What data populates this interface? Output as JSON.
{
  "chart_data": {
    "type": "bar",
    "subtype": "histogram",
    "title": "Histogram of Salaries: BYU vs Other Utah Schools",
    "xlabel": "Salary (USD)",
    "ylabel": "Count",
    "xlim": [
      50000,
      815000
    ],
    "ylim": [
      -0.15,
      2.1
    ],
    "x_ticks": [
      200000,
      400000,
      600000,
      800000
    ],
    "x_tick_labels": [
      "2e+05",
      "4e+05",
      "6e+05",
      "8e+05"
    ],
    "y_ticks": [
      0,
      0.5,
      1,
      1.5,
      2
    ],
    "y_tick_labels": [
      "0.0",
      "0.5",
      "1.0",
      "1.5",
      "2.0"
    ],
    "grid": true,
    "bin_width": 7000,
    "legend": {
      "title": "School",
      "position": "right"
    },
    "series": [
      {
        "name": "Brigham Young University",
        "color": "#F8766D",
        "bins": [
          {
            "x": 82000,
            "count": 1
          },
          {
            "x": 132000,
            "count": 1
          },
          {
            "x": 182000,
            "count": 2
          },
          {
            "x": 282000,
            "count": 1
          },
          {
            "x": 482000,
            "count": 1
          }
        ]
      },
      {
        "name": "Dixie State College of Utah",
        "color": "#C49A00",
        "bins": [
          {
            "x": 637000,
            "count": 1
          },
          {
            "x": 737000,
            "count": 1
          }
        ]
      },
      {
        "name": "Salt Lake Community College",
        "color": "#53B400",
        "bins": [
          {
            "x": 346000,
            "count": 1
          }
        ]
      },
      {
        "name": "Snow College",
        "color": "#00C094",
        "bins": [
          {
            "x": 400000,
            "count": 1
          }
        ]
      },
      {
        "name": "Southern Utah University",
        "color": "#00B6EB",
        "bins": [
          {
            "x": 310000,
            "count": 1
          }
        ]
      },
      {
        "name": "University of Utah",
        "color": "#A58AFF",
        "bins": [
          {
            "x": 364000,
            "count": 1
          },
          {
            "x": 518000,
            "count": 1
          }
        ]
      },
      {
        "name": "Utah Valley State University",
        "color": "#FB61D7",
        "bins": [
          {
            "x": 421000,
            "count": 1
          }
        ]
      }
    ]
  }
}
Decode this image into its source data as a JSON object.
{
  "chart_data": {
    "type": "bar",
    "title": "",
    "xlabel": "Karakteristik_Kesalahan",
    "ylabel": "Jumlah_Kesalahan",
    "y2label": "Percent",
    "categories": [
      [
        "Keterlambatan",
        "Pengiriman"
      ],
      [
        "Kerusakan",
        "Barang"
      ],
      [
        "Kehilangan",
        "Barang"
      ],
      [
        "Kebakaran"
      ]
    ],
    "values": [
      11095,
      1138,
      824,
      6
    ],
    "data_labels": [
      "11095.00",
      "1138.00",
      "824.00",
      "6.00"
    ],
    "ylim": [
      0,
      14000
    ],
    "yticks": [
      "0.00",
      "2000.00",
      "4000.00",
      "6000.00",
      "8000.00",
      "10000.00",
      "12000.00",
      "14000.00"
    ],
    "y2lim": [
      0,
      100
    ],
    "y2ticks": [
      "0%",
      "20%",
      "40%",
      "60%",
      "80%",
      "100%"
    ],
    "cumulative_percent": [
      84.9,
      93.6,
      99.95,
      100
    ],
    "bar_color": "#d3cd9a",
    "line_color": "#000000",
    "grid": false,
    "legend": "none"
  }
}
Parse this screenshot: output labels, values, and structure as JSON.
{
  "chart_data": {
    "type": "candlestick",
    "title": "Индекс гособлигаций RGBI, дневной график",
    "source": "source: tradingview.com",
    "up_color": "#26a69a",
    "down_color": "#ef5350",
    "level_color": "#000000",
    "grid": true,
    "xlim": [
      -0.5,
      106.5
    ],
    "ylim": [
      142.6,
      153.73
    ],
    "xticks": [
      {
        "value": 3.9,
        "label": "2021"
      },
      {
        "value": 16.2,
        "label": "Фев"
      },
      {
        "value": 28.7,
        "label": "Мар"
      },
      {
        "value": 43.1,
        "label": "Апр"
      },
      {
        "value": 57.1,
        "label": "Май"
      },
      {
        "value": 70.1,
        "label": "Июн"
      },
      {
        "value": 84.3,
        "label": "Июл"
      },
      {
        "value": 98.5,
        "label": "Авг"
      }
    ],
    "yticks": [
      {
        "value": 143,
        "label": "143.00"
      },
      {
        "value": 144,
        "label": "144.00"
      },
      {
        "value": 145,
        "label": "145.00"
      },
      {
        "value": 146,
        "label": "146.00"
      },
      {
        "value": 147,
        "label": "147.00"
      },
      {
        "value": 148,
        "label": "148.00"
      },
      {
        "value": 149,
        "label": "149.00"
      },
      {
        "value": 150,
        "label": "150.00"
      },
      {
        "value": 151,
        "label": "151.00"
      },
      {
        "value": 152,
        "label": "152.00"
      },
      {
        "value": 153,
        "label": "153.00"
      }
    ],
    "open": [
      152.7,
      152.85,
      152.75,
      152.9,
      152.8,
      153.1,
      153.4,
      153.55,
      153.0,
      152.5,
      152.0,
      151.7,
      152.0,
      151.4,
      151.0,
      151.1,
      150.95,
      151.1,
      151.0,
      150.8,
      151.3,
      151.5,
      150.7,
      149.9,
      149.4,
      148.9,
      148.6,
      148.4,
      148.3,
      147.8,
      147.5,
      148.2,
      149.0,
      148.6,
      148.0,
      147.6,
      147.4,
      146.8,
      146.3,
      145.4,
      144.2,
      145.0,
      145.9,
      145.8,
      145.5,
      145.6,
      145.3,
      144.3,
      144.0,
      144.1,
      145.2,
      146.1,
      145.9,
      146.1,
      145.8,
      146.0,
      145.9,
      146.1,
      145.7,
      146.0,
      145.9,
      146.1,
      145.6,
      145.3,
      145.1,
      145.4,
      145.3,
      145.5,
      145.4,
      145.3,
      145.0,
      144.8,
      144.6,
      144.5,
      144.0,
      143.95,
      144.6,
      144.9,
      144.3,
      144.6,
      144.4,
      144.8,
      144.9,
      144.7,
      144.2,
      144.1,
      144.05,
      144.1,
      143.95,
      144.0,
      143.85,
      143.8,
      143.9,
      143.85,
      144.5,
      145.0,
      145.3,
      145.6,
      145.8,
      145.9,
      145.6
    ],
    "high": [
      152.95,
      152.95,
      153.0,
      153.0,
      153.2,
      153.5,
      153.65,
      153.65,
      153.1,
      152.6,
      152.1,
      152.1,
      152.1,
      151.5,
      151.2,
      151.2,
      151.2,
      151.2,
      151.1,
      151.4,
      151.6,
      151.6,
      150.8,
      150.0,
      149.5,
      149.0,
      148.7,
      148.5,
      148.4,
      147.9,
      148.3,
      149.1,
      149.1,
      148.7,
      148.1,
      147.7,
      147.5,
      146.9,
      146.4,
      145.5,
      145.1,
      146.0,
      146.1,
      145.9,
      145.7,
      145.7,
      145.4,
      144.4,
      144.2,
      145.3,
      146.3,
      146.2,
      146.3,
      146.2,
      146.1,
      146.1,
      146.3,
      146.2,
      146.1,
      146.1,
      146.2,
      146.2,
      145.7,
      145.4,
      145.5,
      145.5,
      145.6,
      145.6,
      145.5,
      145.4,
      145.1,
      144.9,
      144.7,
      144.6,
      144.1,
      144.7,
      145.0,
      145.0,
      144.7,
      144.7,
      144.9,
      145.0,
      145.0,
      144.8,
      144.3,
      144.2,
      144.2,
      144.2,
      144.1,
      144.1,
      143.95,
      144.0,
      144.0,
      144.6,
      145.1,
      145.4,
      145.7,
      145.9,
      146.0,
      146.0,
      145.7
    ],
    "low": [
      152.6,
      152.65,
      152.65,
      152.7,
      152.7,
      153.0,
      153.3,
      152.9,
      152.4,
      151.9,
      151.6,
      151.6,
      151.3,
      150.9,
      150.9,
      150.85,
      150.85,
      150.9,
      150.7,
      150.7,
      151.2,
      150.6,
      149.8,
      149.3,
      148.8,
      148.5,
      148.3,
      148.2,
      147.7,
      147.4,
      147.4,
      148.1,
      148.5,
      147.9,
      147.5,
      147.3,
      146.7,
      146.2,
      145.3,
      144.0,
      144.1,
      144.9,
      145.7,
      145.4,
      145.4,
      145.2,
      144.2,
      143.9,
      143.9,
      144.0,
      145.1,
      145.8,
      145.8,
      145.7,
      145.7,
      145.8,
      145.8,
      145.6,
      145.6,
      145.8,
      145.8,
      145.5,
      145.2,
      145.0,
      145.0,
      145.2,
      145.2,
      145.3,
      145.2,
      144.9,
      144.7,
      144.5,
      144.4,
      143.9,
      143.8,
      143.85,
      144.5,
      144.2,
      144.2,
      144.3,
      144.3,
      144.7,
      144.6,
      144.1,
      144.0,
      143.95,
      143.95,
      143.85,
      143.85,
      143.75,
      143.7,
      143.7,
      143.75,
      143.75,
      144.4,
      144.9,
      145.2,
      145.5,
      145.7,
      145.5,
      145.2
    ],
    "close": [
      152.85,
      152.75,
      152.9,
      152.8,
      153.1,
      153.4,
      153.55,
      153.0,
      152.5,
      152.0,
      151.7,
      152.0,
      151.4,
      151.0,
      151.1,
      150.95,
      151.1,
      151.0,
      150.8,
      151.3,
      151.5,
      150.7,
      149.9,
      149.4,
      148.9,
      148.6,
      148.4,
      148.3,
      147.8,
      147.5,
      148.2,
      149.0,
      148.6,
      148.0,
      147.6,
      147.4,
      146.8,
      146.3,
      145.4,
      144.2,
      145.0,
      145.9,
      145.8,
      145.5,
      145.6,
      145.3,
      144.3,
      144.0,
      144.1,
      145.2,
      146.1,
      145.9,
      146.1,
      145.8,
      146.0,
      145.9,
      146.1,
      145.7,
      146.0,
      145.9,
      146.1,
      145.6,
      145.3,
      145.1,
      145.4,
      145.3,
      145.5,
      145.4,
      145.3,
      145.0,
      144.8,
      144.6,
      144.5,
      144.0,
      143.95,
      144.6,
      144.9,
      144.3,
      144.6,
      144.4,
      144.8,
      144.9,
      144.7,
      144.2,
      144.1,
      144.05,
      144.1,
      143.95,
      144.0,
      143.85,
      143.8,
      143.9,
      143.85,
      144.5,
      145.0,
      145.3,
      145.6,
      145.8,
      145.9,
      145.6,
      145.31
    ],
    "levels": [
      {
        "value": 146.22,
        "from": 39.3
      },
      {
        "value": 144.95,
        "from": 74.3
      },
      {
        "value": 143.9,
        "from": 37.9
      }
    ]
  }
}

= = =

Which lines contain "JSON"? Copy each of them.

What data populates this interface? Output as JSON.
Decode this image into its source data as a JSON object.
Parse this screenshot: output labels, values, and structure as JSON.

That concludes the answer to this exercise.